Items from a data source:
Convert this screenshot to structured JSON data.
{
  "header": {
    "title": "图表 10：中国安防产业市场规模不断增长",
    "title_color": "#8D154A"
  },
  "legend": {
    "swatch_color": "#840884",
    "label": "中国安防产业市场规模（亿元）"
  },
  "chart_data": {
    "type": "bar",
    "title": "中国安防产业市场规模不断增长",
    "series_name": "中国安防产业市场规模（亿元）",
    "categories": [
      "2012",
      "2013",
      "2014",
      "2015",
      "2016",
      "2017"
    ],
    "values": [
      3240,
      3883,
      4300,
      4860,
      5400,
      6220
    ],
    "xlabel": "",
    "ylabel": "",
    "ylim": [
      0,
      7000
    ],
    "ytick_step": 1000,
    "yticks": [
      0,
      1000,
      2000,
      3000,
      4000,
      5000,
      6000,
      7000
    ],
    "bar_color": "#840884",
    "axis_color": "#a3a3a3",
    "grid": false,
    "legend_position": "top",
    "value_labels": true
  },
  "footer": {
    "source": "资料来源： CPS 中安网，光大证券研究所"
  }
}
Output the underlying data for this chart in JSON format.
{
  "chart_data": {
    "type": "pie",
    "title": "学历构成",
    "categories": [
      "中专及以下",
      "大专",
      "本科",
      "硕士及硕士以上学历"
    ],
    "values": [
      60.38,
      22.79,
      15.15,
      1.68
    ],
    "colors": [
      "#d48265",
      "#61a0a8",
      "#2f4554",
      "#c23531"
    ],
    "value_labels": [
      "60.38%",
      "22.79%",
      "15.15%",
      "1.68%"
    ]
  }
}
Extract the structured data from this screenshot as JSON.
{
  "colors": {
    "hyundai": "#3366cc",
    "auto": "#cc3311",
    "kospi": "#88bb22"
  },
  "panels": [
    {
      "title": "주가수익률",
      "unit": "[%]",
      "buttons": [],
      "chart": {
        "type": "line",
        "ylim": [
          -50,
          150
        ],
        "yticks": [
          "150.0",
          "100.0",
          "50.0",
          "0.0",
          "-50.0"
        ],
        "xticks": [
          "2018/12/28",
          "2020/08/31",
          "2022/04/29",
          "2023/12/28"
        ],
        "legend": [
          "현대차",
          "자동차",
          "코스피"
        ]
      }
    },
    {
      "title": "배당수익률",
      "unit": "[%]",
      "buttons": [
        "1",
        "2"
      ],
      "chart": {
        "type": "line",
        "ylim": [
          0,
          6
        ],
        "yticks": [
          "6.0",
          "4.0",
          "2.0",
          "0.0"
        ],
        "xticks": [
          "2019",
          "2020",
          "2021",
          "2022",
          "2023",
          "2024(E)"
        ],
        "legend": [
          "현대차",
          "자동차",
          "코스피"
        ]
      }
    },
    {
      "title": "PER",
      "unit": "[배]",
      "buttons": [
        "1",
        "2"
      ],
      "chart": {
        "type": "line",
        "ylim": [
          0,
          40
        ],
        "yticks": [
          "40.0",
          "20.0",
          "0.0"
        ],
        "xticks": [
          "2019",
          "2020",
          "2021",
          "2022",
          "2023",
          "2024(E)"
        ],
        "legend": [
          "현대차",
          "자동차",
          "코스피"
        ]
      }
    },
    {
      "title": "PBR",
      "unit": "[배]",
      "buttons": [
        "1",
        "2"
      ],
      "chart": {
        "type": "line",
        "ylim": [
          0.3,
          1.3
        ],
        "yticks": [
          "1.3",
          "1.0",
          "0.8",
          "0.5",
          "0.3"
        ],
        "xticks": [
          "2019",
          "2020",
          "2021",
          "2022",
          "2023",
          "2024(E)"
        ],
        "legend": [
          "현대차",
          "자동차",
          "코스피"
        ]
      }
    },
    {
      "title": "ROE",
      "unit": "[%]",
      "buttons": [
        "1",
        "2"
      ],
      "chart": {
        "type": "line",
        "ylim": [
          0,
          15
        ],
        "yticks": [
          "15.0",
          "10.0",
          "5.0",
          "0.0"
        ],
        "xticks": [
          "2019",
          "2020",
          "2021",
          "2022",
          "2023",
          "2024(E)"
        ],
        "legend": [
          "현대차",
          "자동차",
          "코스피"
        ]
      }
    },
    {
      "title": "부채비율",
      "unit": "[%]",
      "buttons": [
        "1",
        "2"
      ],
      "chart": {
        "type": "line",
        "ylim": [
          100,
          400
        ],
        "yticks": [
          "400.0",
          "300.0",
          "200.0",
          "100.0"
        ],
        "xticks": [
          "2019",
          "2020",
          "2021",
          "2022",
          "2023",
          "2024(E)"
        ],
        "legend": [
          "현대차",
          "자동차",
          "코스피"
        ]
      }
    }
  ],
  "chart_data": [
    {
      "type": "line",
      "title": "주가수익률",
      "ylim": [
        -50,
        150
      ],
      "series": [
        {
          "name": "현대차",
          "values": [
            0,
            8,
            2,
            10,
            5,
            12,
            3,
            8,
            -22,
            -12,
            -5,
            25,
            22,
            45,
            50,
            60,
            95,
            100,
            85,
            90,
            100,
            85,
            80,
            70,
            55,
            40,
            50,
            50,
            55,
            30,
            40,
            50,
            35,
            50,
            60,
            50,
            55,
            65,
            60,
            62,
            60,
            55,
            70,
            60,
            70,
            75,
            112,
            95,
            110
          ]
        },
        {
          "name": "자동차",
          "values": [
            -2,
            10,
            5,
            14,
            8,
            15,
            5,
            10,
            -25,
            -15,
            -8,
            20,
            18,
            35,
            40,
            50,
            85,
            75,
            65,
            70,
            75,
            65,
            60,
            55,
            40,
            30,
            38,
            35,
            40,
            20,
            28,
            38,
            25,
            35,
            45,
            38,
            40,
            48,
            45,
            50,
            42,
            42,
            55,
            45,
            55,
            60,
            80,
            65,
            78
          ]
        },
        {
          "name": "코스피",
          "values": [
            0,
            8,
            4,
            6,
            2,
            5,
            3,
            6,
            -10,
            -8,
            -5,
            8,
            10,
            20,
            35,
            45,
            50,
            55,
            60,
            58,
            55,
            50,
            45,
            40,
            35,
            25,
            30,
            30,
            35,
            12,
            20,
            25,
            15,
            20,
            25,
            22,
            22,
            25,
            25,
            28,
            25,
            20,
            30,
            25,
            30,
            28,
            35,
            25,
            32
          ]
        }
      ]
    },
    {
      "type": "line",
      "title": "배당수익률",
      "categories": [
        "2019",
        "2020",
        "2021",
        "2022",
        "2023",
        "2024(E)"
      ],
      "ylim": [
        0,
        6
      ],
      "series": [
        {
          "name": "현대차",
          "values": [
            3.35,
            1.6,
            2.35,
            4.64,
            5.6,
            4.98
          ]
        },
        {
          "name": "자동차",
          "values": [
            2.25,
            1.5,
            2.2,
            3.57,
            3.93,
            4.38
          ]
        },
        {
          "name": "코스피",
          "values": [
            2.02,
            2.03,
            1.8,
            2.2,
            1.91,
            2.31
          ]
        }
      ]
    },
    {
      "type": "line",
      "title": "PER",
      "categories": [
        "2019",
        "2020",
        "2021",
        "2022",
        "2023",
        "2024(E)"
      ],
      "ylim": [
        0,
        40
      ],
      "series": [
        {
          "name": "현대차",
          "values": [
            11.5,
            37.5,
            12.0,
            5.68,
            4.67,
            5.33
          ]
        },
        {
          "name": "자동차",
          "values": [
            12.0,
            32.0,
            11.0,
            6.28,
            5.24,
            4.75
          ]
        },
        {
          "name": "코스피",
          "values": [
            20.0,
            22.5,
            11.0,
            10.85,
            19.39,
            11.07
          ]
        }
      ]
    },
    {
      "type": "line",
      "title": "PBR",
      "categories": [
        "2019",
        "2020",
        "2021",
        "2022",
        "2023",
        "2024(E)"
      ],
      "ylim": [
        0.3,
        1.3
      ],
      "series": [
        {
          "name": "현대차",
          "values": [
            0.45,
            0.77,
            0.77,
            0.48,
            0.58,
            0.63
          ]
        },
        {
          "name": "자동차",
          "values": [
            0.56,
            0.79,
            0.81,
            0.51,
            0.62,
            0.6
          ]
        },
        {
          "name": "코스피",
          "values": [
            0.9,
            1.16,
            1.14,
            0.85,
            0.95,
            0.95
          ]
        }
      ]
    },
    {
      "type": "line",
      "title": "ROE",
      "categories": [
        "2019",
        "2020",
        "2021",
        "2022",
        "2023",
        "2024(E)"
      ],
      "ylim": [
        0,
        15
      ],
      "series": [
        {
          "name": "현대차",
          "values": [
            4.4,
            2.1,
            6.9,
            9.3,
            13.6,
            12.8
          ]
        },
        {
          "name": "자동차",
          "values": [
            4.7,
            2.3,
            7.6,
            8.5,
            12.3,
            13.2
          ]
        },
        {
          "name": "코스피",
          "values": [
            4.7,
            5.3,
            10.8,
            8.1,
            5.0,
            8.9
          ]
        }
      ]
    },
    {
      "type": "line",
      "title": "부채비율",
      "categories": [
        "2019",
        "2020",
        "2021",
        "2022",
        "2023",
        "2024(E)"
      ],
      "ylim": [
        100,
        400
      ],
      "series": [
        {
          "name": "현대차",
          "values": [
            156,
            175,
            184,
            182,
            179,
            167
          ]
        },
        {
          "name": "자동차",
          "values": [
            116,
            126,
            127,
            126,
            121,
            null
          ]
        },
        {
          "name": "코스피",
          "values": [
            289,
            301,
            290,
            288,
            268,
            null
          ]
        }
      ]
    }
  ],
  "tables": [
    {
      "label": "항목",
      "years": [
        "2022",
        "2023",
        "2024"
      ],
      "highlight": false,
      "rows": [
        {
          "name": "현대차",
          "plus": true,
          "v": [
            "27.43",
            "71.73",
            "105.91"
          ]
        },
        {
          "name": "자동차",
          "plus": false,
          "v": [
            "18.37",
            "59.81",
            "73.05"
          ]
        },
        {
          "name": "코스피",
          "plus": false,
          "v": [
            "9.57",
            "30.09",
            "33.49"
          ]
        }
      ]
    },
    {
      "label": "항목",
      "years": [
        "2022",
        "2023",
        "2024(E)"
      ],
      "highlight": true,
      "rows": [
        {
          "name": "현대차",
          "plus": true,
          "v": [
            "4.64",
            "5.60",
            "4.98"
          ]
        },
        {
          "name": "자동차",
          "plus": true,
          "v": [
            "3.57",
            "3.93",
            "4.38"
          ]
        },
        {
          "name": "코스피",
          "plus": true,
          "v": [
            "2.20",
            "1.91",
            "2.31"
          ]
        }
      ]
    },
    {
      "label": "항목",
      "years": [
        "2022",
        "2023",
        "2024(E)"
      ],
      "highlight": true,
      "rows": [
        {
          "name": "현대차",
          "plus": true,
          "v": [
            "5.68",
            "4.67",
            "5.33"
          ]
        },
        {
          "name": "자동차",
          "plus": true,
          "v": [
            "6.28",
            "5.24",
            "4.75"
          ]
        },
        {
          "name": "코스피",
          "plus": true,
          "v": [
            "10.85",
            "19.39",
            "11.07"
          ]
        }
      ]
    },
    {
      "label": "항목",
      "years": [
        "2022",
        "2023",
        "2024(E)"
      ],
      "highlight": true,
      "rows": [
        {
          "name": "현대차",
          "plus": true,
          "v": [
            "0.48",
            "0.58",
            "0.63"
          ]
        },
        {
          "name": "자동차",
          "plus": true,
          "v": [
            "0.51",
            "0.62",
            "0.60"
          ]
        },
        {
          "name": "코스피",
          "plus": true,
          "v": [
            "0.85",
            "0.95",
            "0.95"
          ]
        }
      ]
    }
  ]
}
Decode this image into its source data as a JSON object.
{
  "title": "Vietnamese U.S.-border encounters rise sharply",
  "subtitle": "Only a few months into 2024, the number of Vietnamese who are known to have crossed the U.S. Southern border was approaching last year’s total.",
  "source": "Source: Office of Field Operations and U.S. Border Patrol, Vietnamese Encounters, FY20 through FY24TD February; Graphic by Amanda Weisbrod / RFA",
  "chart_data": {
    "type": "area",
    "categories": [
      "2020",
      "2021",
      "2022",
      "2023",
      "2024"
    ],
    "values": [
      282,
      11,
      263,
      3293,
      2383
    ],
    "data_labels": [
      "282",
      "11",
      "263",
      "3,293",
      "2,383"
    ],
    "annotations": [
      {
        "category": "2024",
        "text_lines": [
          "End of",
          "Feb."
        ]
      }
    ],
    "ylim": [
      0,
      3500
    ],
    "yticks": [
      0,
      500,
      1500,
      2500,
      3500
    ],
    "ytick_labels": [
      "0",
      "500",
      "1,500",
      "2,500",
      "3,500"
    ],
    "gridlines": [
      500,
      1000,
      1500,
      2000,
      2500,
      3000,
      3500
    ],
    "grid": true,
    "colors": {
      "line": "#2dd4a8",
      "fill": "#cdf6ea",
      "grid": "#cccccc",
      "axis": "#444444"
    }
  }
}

EXERCISE DESCRIPTION:
Each line in the data that holds the string "false" should be found and copied.

SOLUTION FOR THIS PROBLEM:
    "grid": false,
      "highlight": false,
          "plus": false,
          "plus": false,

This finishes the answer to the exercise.